Looking at the listing, state how many of its lines contain the string "José". Write only the number.

[BEGIN Available records]

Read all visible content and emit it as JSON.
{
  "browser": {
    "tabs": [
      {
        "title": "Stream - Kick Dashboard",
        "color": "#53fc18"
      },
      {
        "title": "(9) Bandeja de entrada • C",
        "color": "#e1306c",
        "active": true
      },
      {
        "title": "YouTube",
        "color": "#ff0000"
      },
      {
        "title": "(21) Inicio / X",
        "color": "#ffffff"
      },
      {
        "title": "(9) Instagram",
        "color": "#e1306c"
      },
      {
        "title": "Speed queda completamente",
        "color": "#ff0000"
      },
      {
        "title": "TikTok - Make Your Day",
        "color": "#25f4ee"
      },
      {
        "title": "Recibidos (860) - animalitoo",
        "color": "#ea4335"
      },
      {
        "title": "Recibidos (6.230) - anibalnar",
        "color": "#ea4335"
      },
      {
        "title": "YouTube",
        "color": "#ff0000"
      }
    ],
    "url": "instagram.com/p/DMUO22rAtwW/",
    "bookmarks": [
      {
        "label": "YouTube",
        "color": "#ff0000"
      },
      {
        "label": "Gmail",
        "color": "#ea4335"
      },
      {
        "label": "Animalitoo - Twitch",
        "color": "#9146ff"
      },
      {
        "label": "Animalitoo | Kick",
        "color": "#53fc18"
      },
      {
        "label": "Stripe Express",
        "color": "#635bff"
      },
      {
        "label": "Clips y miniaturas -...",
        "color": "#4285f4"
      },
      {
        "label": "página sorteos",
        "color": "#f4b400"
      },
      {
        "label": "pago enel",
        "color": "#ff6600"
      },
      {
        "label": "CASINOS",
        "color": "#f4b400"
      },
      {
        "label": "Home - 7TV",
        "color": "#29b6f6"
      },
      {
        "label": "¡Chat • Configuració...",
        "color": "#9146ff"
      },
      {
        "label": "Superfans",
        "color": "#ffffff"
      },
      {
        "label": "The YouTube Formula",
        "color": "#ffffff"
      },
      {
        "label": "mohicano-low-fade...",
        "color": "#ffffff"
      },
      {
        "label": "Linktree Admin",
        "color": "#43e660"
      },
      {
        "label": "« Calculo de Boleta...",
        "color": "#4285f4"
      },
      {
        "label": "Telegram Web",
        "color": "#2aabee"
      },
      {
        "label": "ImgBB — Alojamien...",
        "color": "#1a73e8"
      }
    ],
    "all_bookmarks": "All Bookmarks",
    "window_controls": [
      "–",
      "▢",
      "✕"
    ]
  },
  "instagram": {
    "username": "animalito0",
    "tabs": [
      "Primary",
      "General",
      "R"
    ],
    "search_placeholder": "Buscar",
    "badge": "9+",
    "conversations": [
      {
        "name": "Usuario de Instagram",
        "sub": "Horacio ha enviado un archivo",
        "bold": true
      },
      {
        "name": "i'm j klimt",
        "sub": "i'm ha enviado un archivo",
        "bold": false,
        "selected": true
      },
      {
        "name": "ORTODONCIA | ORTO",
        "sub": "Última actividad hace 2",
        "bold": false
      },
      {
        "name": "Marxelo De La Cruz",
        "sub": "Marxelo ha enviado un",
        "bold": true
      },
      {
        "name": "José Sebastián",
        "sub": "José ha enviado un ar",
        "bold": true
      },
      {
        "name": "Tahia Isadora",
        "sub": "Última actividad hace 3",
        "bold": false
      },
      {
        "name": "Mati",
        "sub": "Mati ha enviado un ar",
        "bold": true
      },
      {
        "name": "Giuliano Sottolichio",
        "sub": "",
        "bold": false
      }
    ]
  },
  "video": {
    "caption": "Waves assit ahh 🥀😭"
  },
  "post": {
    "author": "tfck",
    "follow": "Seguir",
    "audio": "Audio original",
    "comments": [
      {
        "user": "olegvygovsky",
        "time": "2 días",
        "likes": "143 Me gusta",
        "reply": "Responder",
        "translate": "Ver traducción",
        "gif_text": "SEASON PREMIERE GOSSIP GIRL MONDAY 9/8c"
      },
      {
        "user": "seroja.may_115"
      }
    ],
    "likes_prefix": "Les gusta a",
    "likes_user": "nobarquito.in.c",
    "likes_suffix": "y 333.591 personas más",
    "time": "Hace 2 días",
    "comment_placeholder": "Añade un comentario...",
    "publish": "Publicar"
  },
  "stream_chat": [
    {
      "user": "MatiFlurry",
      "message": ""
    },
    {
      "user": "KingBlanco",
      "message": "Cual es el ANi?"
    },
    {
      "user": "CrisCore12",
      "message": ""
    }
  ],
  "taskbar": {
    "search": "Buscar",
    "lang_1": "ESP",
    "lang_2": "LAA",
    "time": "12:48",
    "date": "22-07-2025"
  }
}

[END Available records]

__Solution to this exercise__:
2